Dataset items:
↓

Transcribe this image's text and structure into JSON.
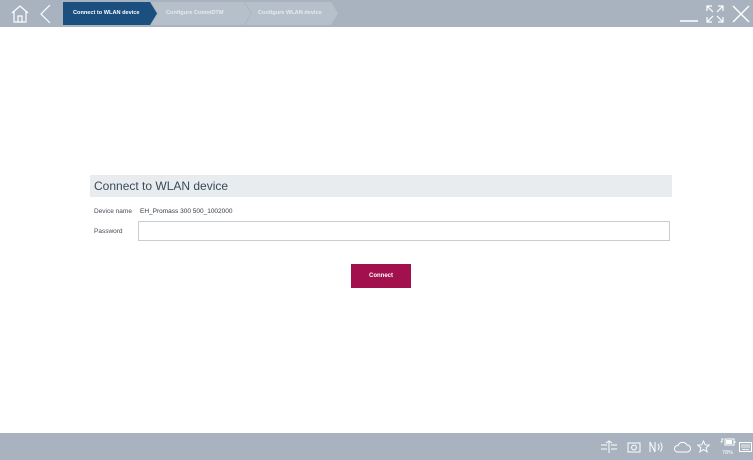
{
  "toolbar": {
    "home_icon": "home-icon",
    "back_icon": "back-arrow-icon",
    "minimize_icon": "minimize-icon",
    "fullscreen_icon": "fullscreen-icon",
    "close_icon": "close-icon"
  },
  "breadcrumb": {
    "steps": [
      {
        "label": "Connect to WLAN device",
        "active": true
      },
      {
        "label": "Configure CommDTM",
        "active": false
      },
      {
        "label": "Configure WLAN device",
        "active": false
      }
    ]
  },
  "form": {
    "title": "Connect to WLAN device",
    "device_name_label": "Device name",
    "device_name_value": "EH_Promass 300 500_1002000",
    "password_label": "Password",
    "password_value": "",
    "connect_label": "Connect"
  },
  "taskbar": {
    "icons": [
      "network-icon",
      "camera-icon",
      "nfc-icon",
      "cloud-icon",
      "star-icon",
      "battery-icon",
      "keyboard-icon"
    ],
    "battery_percent": "78%"
  },
  "colors": {
    "bar": "#a8b3bf",
    "active_step": "#1a4f80",
    "accent": "#a2114e"
  }
}
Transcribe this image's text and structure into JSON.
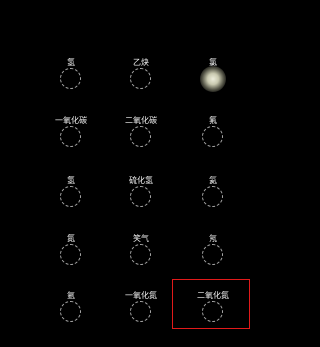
{
  "gases": [
    {
      "label": "氢"
    },
    {
      "label": "乙炔"
    },
    {
      "label": "氯"
    },
    {
      "label": "一氧化碳"
    },
    {
      "label": "二氧化碳"
    },
    {
      "label": "氟"
    },
    {
      "label": "氢"
    },
    {
      "label": "硫化氢"
    },
    {
      "label": "氦"
    },
    {
      "label": "氮"
    },
    {
      "label": "笑气"
    },
    {
      "label": "氖"
    },
    {
      "label": "氩"
    },
    {
      "label": "一氧化氮"
    },
    {
      "label": "二氧化氮"
    }
  ],
  "selected_label": "二氧化氮",
  "accent_color": "#e11a1a"
}
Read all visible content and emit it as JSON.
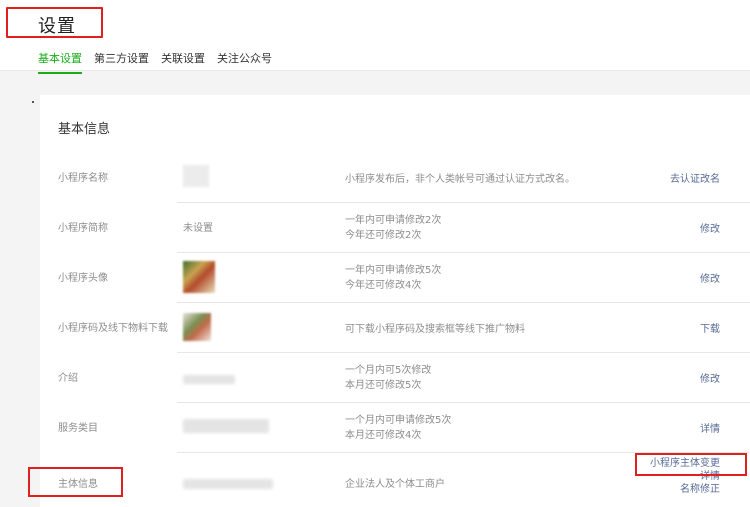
{
  "header": {
    "title": "设置",
    "tabs": [
      {
        "label": "基本设置",
        "active": true
      },
      {
        "label": "第三方设置",
        "active": false
      },
      {
        "label": "关联设置",
        "active": false
      },
      {
        "label": "关注公众号",
        "active": false
      }
    ]
  },
  "section": {
    "title": "基本信息",
    "rows": [
      {
        "label": "小程序名称",
        "value": "",
        "desc_line1": "小程序发布后，非个人类帐号可通过认证方式改名。",
        "desc_line2": "",
        "action1": "去认证改名"
      },
      {
        "label": "小程序简称",
        "value": "未设置",
        "desc_line1": "一年内可申请修改2次",
        "desc_line2": "今年还可修改2次",
        "action1": "修改"
      },
      {
        "label": "小程序头像",
        "value": "",
        "desc_line1": "一年内可申请修改5次",
        "desc_line2": "今年还可修改4次",
        "action1": "修改"
      },
      {
        "label": "小程序码及线下物料下载",
        "value": "",
        "desc_line1": "可下载小程序码及搜索框等线下推广物料",
        "desc_line2": "",
        "action1": "下载"
      },
      {
        "label": "介绍",
        "value": "",
        "desc_line1": "一个月内可5次修改",
        "desc_line2": "本月还可修改5次",
        "action1": "修改"
      },
      {
        "label": "服务类目",
        "value": "",
        "desc_line1": "一个月内可申请修改5次",
        "desc_line2": "本月还可修改4次",
        "action1": "详情"
      },
      {
        "label": "主体信息",
        "value": "",
        "desc_line1": "企业法人及个体工商户",
        "desc_line2": "",
        "action1": "小程序主体变更",
        "action2": "详情",
        "action3": "名称修正"
      }
    ]
  },
  "colors": {
    "accent": "#1aad19",
    "link": "#576b95",
    "highlight": "#e0201e"
  }
}
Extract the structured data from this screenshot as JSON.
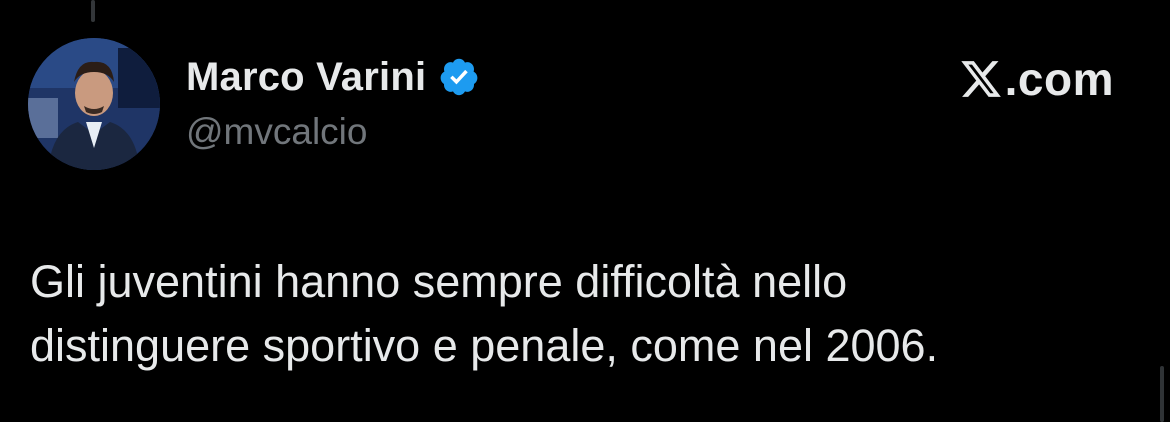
{
  "author": {
    "display_name": "Marco Varini",
    "handle": "@mvcalcio",
    "verified": true,
    "avatar_icon": "profile-photo"
  },
  "brand": {
    "text": ".com",
    "logo_icon": "x-logo-icon"
  },
  "tweet": {
    "text": "Gli juventini hanno sempre difficoltà nello\ndistinguere sportivo e penale, come nel 2006."
  },
  "colors": {
    "background": "#000000",
    "primary_text": "#e7e9ea",
    "secondary_text": "#71767b",
    "verified_blue": "#1d9bf0"
  }
}
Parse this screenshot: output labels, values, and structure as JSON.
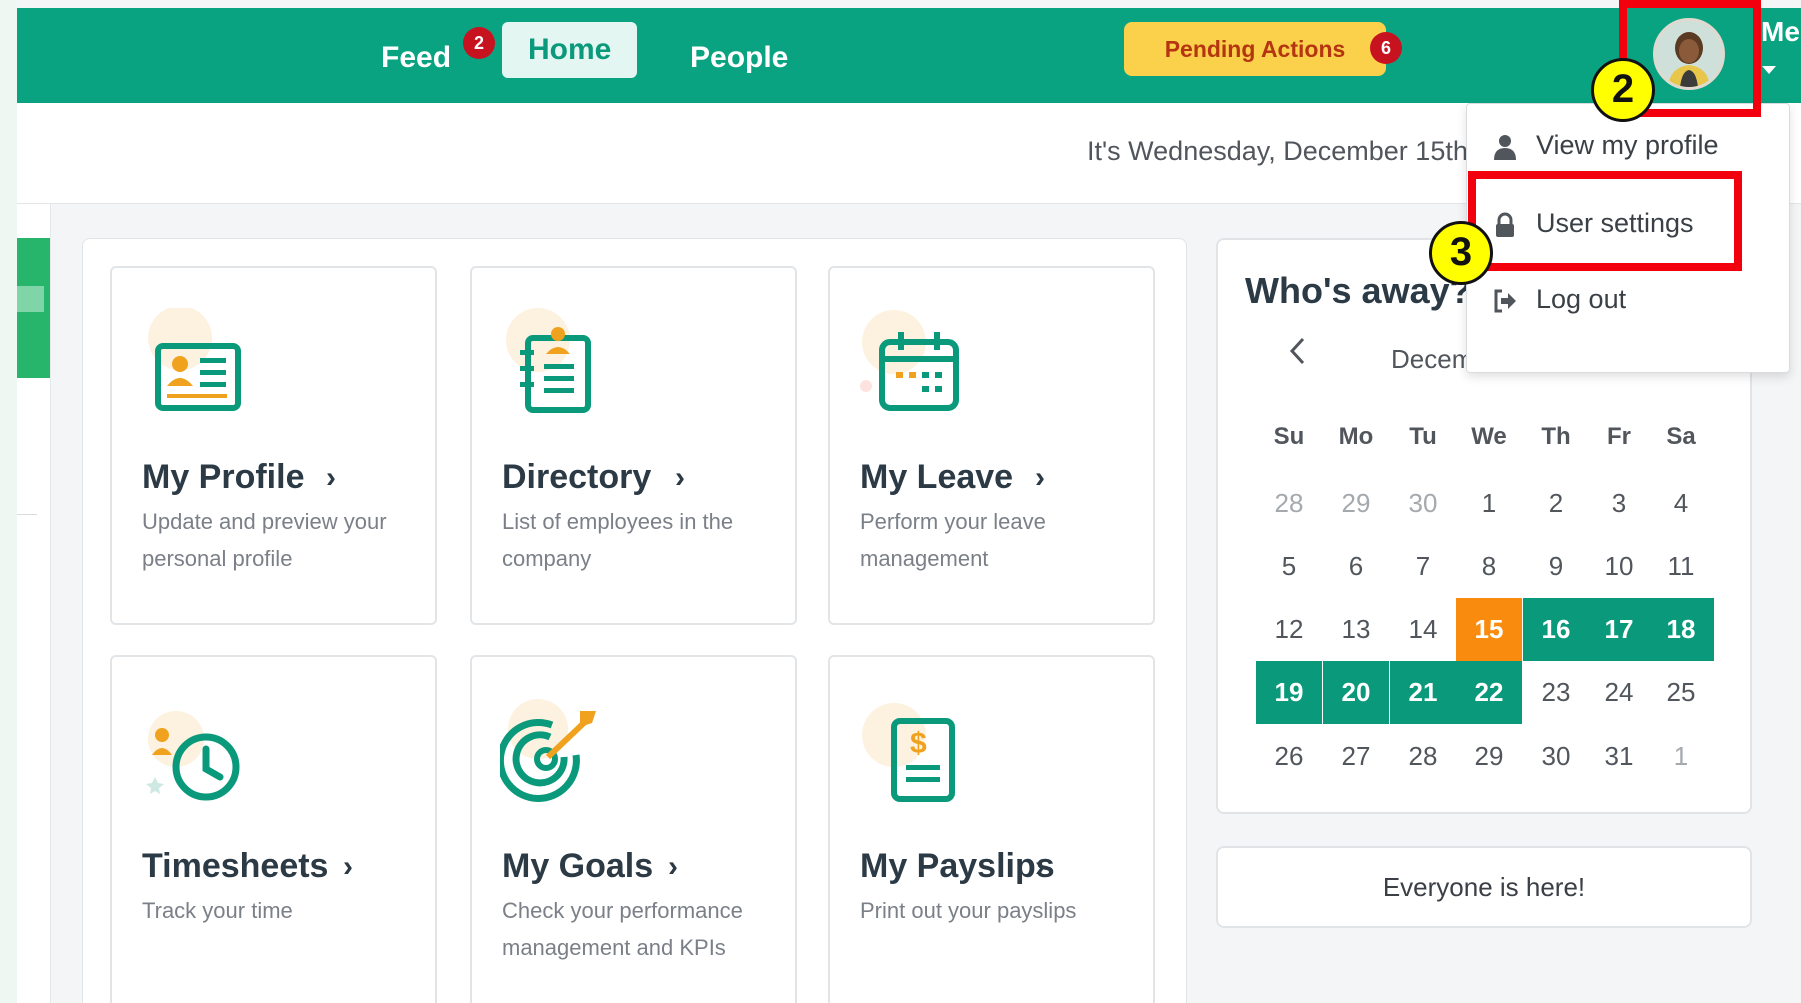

↑

**Your instructions**
Would you set down the listing exactly, omitting pictures?

**Exercise result**
Transcribe this image's text and structure into JSON.
{
  "toolbar": {
    "home_icon": "home-icon",
    "back_icon": "back-arrow-icon",
    "minimize_icon": "minimize-icon",
    "fullscreen_icon": "fullscreen-icon",
    "close_icon": "close-icon"
  },
  "breadcrumb": {
    "steps": [
      {
        "label": "Connect to WLAN device",
        "active": true
      },
      {
        "label": "Configure CommDTM",
        "active": false
      },
      {
        "label": "Configure WLAN device",
        "active": false
      }
    ]
  },
  "form": {
    "title": "Connect to WLAN device",
    "device_name_label": "Device name",
    "device_name_value": "EH_Promass 300 500_1002000",
    "password_label": "Password",
    "password_value": "",
    "connect_label": "Connect"
  },
  "taskbar": {
    "icons": [
      "network-icon",
      "camera-icon",
      "nfc-icon",
      "cloud-icon",
      "star-icon",
      "battery-icon",
      "keyboard-icon"
    ],
    "battery_percent": "78%"
  },
  "colors": {
    "bar": "#a8b3bf",
    "active_step": "#1a4f80",
    "accent": "#a2114e"
  }
}
Transcribe this image's text and structure into JSON.
{
  "gases": [
    {
      "label": "氢"
    },
    {
      "label": "乙炔"
    },
    {
      "label": "氯"
    },
    {
      "label": "一氧化碳"
    },
    {
      "label": "二氧化碳"
    },
    {
      "label": "氟"
    },
    {
      "label": "氢"
    },
    {
      "label": "硫化氢"
    },
    {
      "label": "氦"
    },
    {
      "label": "氮"
    },
    {
      "label": "笑气"
    },
    {
      "label": "氖"
    },
    {
      "label": "氩"
    },
    {
      "label": "一氧化氮"
    },
    {
      "label": "二氧化氮"
    }
  ],
  "selected_label": "二氧化氮",
  "accent_color": "#e11a1a"
}
Read all visible content and emit it as JSON.
{
  "header": {
    "title": "设置",
    "tabs": [
      {
        "label": "基本设置",
        "active": true
      },
      {
        "label": "第三方设置",
        "active": false
      },
      {
        "label": "关联设置",
        "active": false
      },
      {
        "label": "关注公众号",
        "active": false
      }
    ]
  },
  "section": {
    "title": "基本信息",
    "rows": [
      {
        "label": "小程序名称",
        "value": "",
        "desc_line1": "小程序发布后，非个人类帐号可通过认证方式改名。",
        "desc_line2": "",
        "action1": "去认证改名"
      },
      {
        "label": "小程序简称",
        "value": "未设置",
        "desc_line1": "一年内可申请修改2次",
        "desc_line2": "今年还可修改2次",
        "action1": "修改"
      },
      {
        "label": "小程序头像",
        "value": "",
        "desc_line1": "一年内可申请修改5次",
        "desc_line2": "今年还可修改4次",
        "action1": "修改"
      },
      {
        "label": "小程序码及线下物料下载",
        "value": "",
        "desc_line1": "可下载小程序码及搜索框等线下推广物料",
        "desc_line2": "",
        "action1": "下载"
      },
      {
        "label": "介绍",
        "value": "",
        "desc_line1": "一个月内可5次修改",
        "desc_line2": "本月还可修改5次",
        "action1": "修改"
      },
      {
        "label": "服务类目",
        "value": "",
        "desc_line1": "一个月内可申请修改5次",
        "desc_line2": "本月还可修改4次",
        "action1": "详情"
      },
      {
        "label": "主体信息",
        "value": "",
        "desc_line1": "企业法人及个体工商户",
        "desc_line2": "",
        "action1": "小程序主体变更",
        "action2": "详情",
        "action3": "名称修正"
      }
    ]
  },
  "colors": {
    "accent": "#1aad19",
    "link": "#576b95",
    "highlight": "#e0201e"
  }
}
Extract the structured data from this screenshot as JSON.
{
  "author": {
    "display_name": "Marco Varini",
    "handle": "@mvcalcio",
    "verified": true,
    "avatar_icon": "profile-photo"
  },
  "brand": {
    "text": ".com",
    "logo_icon": "x-logo-icon"
  },
  "tweet": {
    "text": "Gli juventini hanno sempre difficoltà nello\ndistinguere sportivo e penale, come nel 2006."
  },
  "colors": {
    "background": "#000000",
    "primary_text": "#e7e9ea",
    "secondary_text": "#71767b",
    "verified_blue": "#1d9bf0"
  }
}
Parse this screenshot: output labels, values, and structure as JSON.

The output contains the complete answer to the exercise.